▶ THE PROBLEM
Copy each line that contains the word "funcionamiento".

(Dataset items)
━━━━

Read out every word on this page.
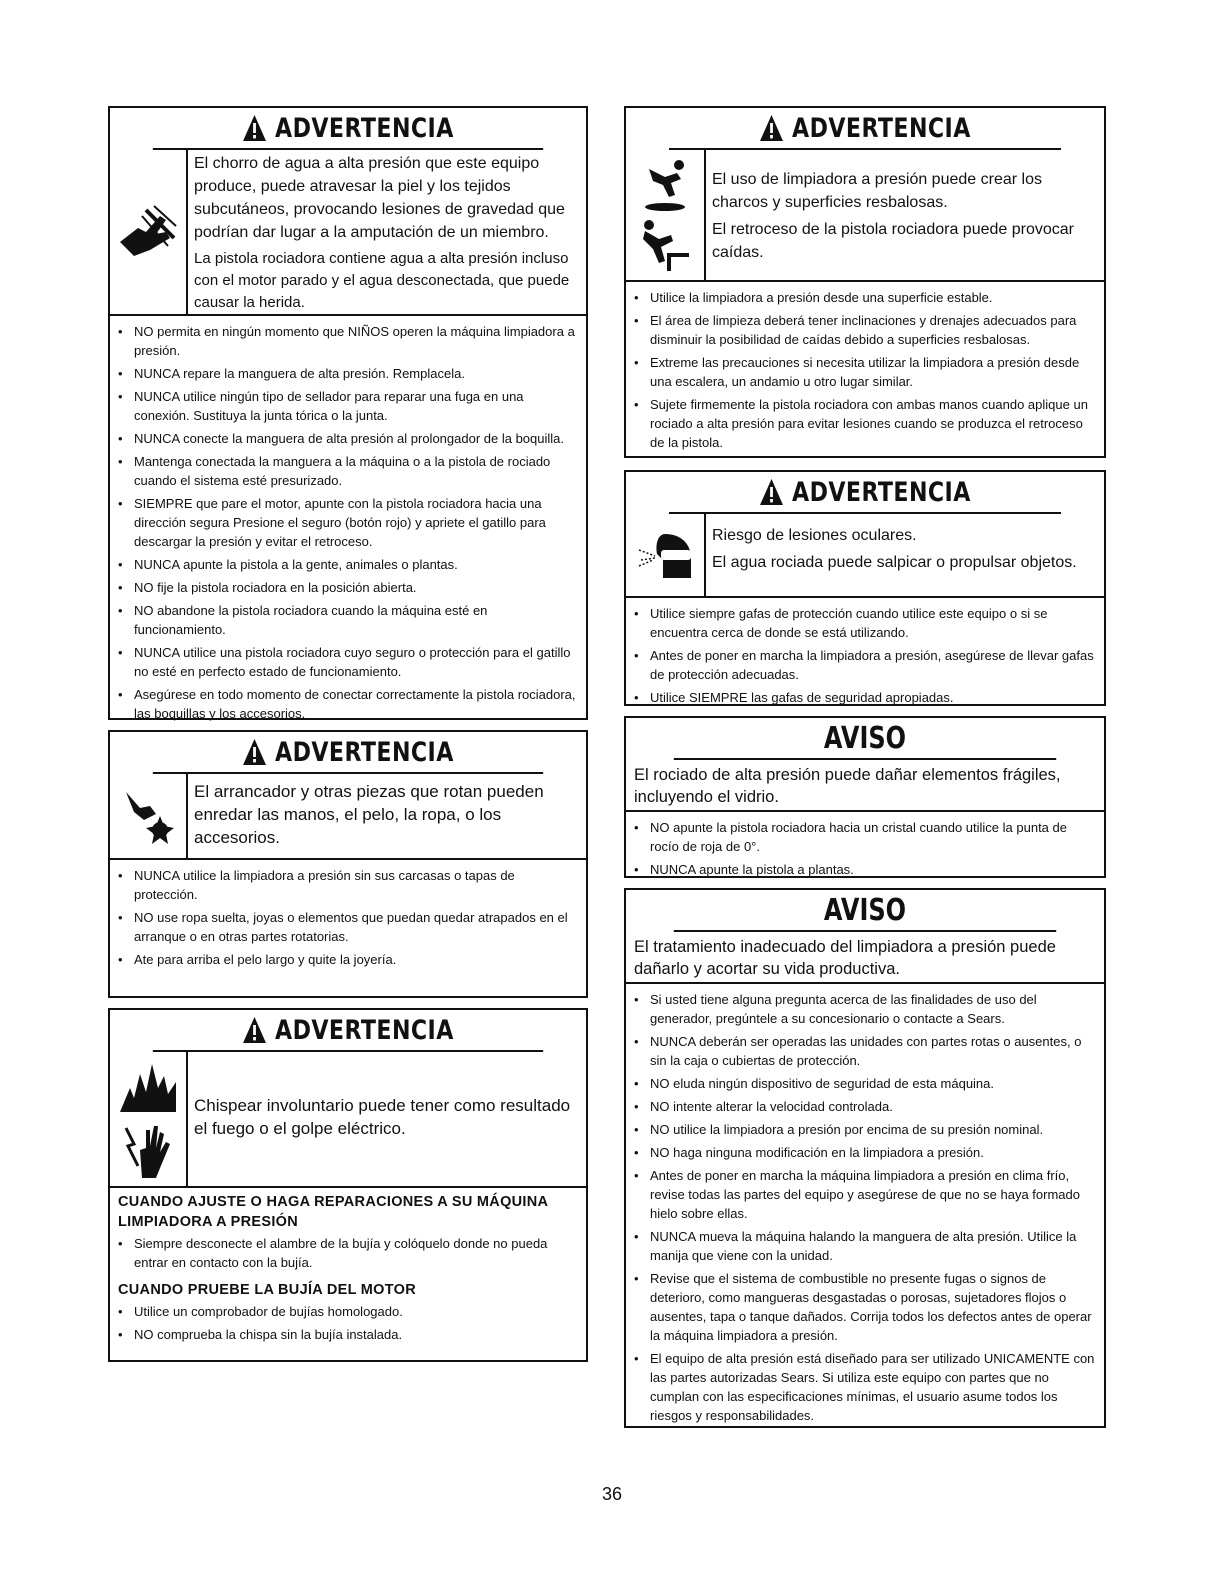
ADVERTENCIA

El chorro de agua a alta presión que este equipo produce, puede atravesar la piel y los tejidos subcutáneos, provocando lesiones de gravedad que podrían dar lugar a la amputación de un miembro.

La pistola rociadora contiene agua a alta presión incluso con el motor parado y el agua desconectada, que puede causar la herida.

• NO permita en ningún momento que NIÑOS operen la máquina limpiadora a presión.
• NUNCA repare la manguera de alta presión. Remplacela.
• NUNCA utilice ningún tipo de sellador para reparar una fuga en una conexión. Sustituya la junta tórica o la junta.
• NUNCA conecte la manguera de alta presión al prolongador de la boquilla.
• Mantenga conectada la manguera a la máquina o a la pistola de rociado cuando el sistema esté presurizado.
• SIEMPRE que pare el motor, apunte con la pistola rociadora hacia una dirección segura Presione el seguro (botón rojo) y apriete el gatillo para descargar la presión y evitar el retroceso.
• NUNCA apunte la pistola a la gente, animales o plantas.
• NO fije la pistola rociadora en la posición abierta.
• NO abandone la pistola rociadora cuando la máquina esté en funcionamiento.
• NUNCA utilice una pistola rociadora cuyo seguro o protección para el gatillo no esté en perfecto estado de funcionamiento.
• Asegúrese en todo momento de conectar correctamente la pistola rociadora, las boquillas y los accesorios.
ADVERTENCIA

El arrancador y otras piezas que rotan pueden enredar las manos, el pelo, la ropa, o los accesorios.

• NUNCA utilice la limpiadora a presión sin sus carcasas o tapas de protección.
• NO use ropa suelta, joyas o elementos que puedan quedar atrapados en el arranque o en otras partes rotatorias.
• Ate para arriba el pelo largo y quite la joyería.
ADVERTENCIA

Chispear involuntario puede tener como resultado el fuego o el golpe eléctrico.

CUANDO AJUSTE O HAGA REPARACIONES A SU MÁQUINA LIMPIADORA A PRESIÓN
• Siempre desconecte el alambre de la bujía y colóquelo donde no pueda entrar en contacto con la bujía.
CUANDO PRUEBE LA BUJÍA DEL MOTOR
• Utilice un comprobador de bujías homologado.
• NO comprueba la chispa sin la bujía instalada.
ADVERTENCIA

El uso de limpiadora a presión puede crear los charcos y superficies resbalosas.

El retroceso de la pistola rociadora puede provocar caídas.

• Utilice la limpiadora a presión desde una superficie estable.
• El área de limpieza deberá tener inclinaciones y drenajes adecuados para disminuir la posibilidad de caídas debido a superficies resbalosas.
• Extreme las precauciones si necesita utilizar la limpiadora a presión desde una escalera, un andamio u otro lugar similar.
• Sujete firmemente la pistola rociadora con ambas manos cuando aplique un rociado a alta presión para evitar lesiones cuando se produzca el retroceso de la pistola.
ADVERTENCIA

Riesgo de lesiones oculares.

El agua rociada puede salpicar o propulsar objetos.

• Utilice siempre gafas de protección cuando utilice este equipo o si se encuentra cerca de donde se está utilizando.
• Antes de poner en marcha la limpiadora a presión, asegúrese de llevar gafas de protección adecuadas.
• Utilice SIEMPRE las gafas de seguridad apropiadas.
AVISO
El rociado de alta presión puede dañar elementos frágiles, incluyendo el vidrio.
• NO apunte la pistola rociadora hacia un cristal cuando utilice la punta de rocío de roja de 0°.
• NUNCA apunte la pistola a plantas.
AVISO
El tratamiento inadecuado del limpiadora a presión puede dañarlo y acortar su vida productiva.
• Si usted tiene alguna pregunta acerca de las finalidades de uso del generador, pregúntele a su concesionario o contacte a Sears.
• NUNCA deberán ser operadas las unidades con partes rotas o ausentes, o sin la caja o cubiertas de protección.
• NO eluda ningún dispositivo de seguridad de esta máquina.
• NO intente alterar la velocidad controlada.
• NO utilice la limpiadora a presión por encima de su presión nominal.
• NO haga ninguna modificación en la limpiadora a presión.
• Antes de poner en marcha la máquina limpiadora a presión en clima frío, revise todas las partes del equipo y asegúrese de que no se haya formado hielo sobre ellas.
• NUNCA mueva la máquina halando la manguera de alta presión. Utilice la manija que viene con la unidad.
• Revise que el sistema de combustible no presente fugas o signos de deterioro, como mangueras desgastadas o porosas, sujetadores flojos o ausentes, tapa o tanque dañados. Corrija todos los defectos antes de operar la máquina limpiadora a presión.
• El equipo de alta presión está diseñado para ser utilizado UNICAMENTE con las partes autorizadas Sears. Si utiliza este equipo con partes que no cumplan con las especificaciones mínimas, el usuario asume todos los riesgos y responsabilidades.
36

━━━━

▶ EXERCISE OUTPUT
• NO abandone la pistola rociadora cuando la máquina esté en funcionamiento.
• NUNCA utilice una pistola rociadora cuyo seguro o protección para el gatillo no esté en perfecto estado de funcionamiento.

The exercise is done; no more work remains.